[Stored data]
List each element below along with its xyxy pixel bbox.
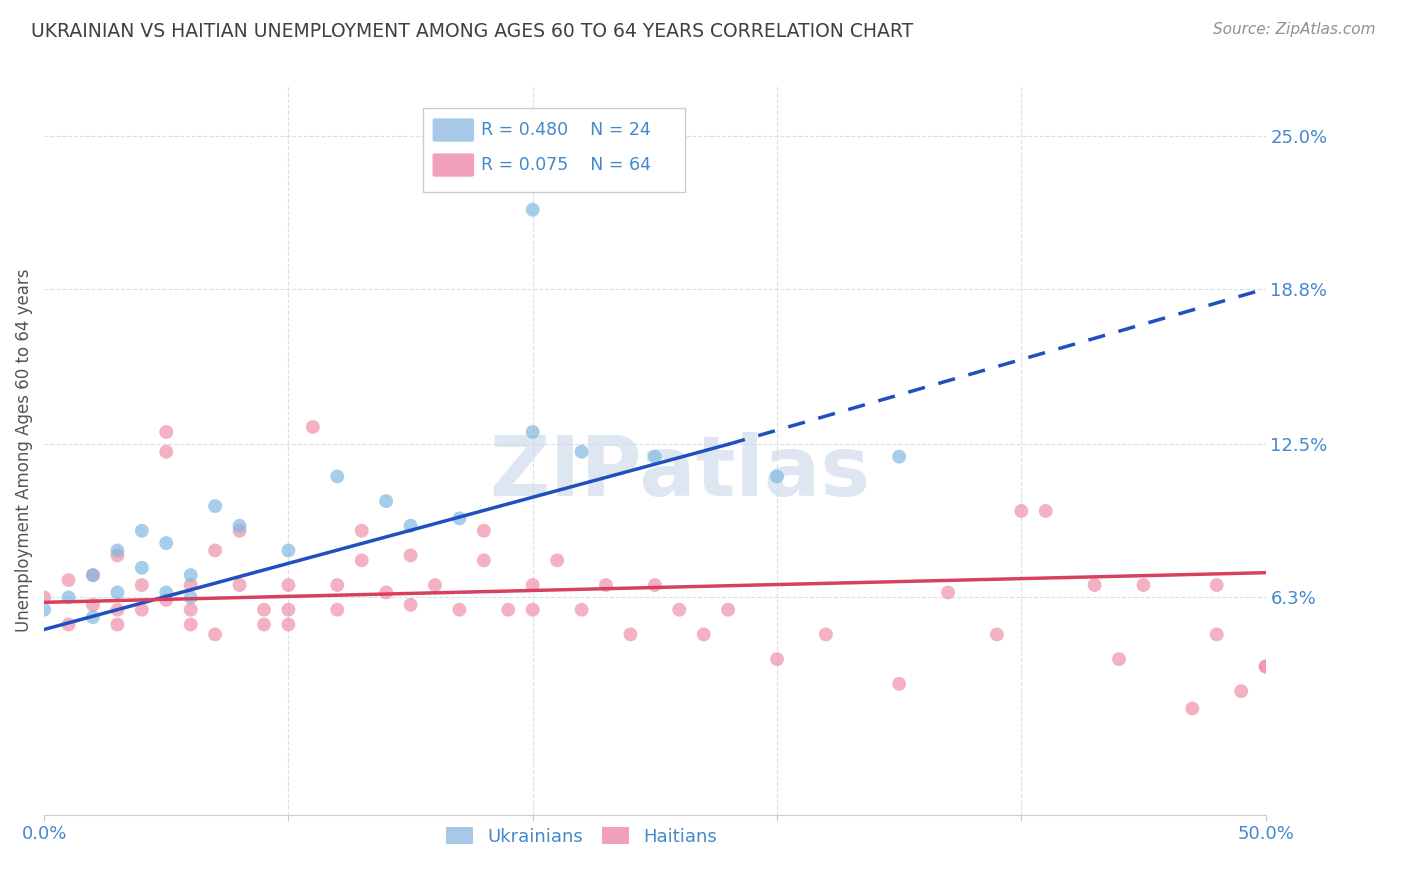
Point bbox=[82, 568, 104, 582]
Point bbox=[326, 603, 349, 617]
Point bbox=[1205, 627, 1227, 641]
Point bbox=[253, 617, 276, 632]
Point bbox=[522, 425, 544, 439]
Point bbox=[82, 598, 104, 612]
Point bbox=[693, 627, 716, 641]
Point bbox=[155, 536, 177, 550]
Point bbox=[131, 578, 153, 592]
Text: UKRAINIAN VS HAITIAN UNEMPLOYMENT AMONG AGES 60 TO 64 YEARS CORRELATION CHART: UKRAINIAN VS HAITIAN UNEMPLOYMENT AMONG … bbox=[31, 22, 912, 41]
Point bbox=[595, 578, 617, 592]
Point bbox=[766, 469, 789, 483]
Point bbox=[58, 573, 80, 587]
Point bbox=[155, 444, 177, 458]
Point bbox=[277, 617, 299, 632]
Point bbox=[986, 627, 1008, 641]
Point bbox=[82, 610, 104, 624]
Point bbox=[180, 568, 202, 582]
Point bbox=[1205, 578, 1227, 592]
Point bbox=[180, 617, 202, 632]
Point bbox=[1254, 659, 1277, 673]
FancyBboxPatch shape bbox=[423, 108, 685, 192]
Point bbox=[204, 627, 226, 641]
FancyBboxPatch shape bbox=[433, 119, 474, 142]
Point bbox=[180, 578, 202, 592]
Point bbox=[131, 560, 153, 574]
Point bbox=[155, 592, 177, 607]
Point bbox=[228, 578, 250, 592]
Point bbox=[375, 494, 398, 508]
Point bbox=[472, 553, 495, 567]
Point bbox=[107, 549, 129, 563]
Point bbox=[32, 603, 55, 617]
Point bbox=[717, 603, 740, 617]
Point bbox=[326, 469, 349, 483]
Point bbox=[1035, 504, 1057, 518]
Point bbox=[155, 585, 177, 599]
Point bbox=[1132, 578, 1154, 592]
Point bbox=[619, 627, 641, 641]
Point bbox=[350, 524, 373, 538]
Point bbox=[326, 578, 349, 592]
Point bbox=[571, 444, 593, 458]
Point bbox=[277, 543, 299, 558]
Point bbox=[155, 425, 177, 439]
Point bbox=[107, 585, 129, 599]
Point bbox=[472, 524, 495, 538]
Point bbox=[889, 450, 911, 464]
Point bbox=[522, 603, 544, 617]
Point bbox=[228, 518, 250, 533]
Point bbox=[277, 603, 299, 617]
Point bbox=[644, 578, 666, 592]
Point bbox=[180, 603, 202, 617]
Point bbox=[1254, 659, 1277, 673]
Point bbox=[399, 518, 422, 533]
Point bbox=[936, 585, 959, 599]
Point bbox=[766, 652, 789, 666]
Point bbox=[82, 568, 104, 582]
Point bbox=[58, 591, 80, 605]
Point bbox=[32, 591, 55, 605]
Point bbox=[399, 549, 422, 563]
Point bbox=[107, 617, 129, 632]
Point bbox=[131, 603, 153, 617]
Point bbox=[814, 627, 837, 641]
Text: R = 0.480    N = 24: R = 0.480 N = 24 bbox=[481, 121, 651, 139]
Point bbox=[1108, 652, 1130, 666]
Point bbox=[449, 603, 471, 617]
Point bbox=[668, 603, 690, 617]
FancyBboxPatch shape bbox=[433, 153, 474, 177]
Point bbox=[644, 450, 666, 464]
Text: Source: ZipAtlas.com: Source: ZipAtlas.com bbox=[1212, 22, 1375, 37]
Text: R = 0.075    N = 64: R = 0.075 N = 64 bbox=[481, 156, 651, 174]
Point bbox=[302, 420, 325, 434]
Point bbox=[204, 499, 226, 513]
Point bbox=[228, 524, 250, 538]
Point bbox=[180, 591, 202, 605]
Point bbox=[131, 524, 153, 538]
Point bbox=[1084, 578, 1107, 592]
Legend: Ukrainians, Haitians: Ukrainians, Haitians bbox=[439, 821, 724, 853]
Point bbox=[253, 603, 276, 617]
Point bbox=[498, 603, 520, 617]
Point bbox=[546, 553, 568, 567]
Point bbox=[58, 617, 80, 632]
Point bbox=[1230, 684, 1253, 698]
Point bbox=[449, 511, 471, 525]
Point bbox=[399, 598, 422, 612]
Point bbox=[1010, 504, 1032, 518]
Point bbox=[1181, 701, 1204, 715]
Point bbox=[375, 585, 398, 599]
Point bbox=[423, 578, 446, 592]
Point bbox=[204, 543, 226, 558]
Point bbox=[107, 543, 129, 558]
Point bbox=[277, 578, 299, 592]
Text: ZIPatlas: ZIPatlas bbox=[489, 432, 870, 513]
Point bbox=[350, 553, 373, 567]
Point bbox=[571, 603, 593, 617]
Point bbox=[889, 677, 911, 691]
Point bbox=[522, 578, 544, 592]
Point bbox=[107, 603, 129, 617]
Y-axis label: Unemployment Among Ages 60 to 64 years: Unemployment Among Ages 60 to 64 years bbox=[15, 268, 32, 632]
Point bbox=[522, 202, 544, 217]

* TASK STATEMENT
Return every line in the entries above that contains the string "FancyBboxPatch", matching case exactly.

* FINAL RESULT
FancyBboxPatch shape bbox=[423, 108, 685, 192]
FancyBboxPatch shape bbox=[433, 119, 474, 142]
FancyBboxPatch shape bbox=[433, 153, 474, 177]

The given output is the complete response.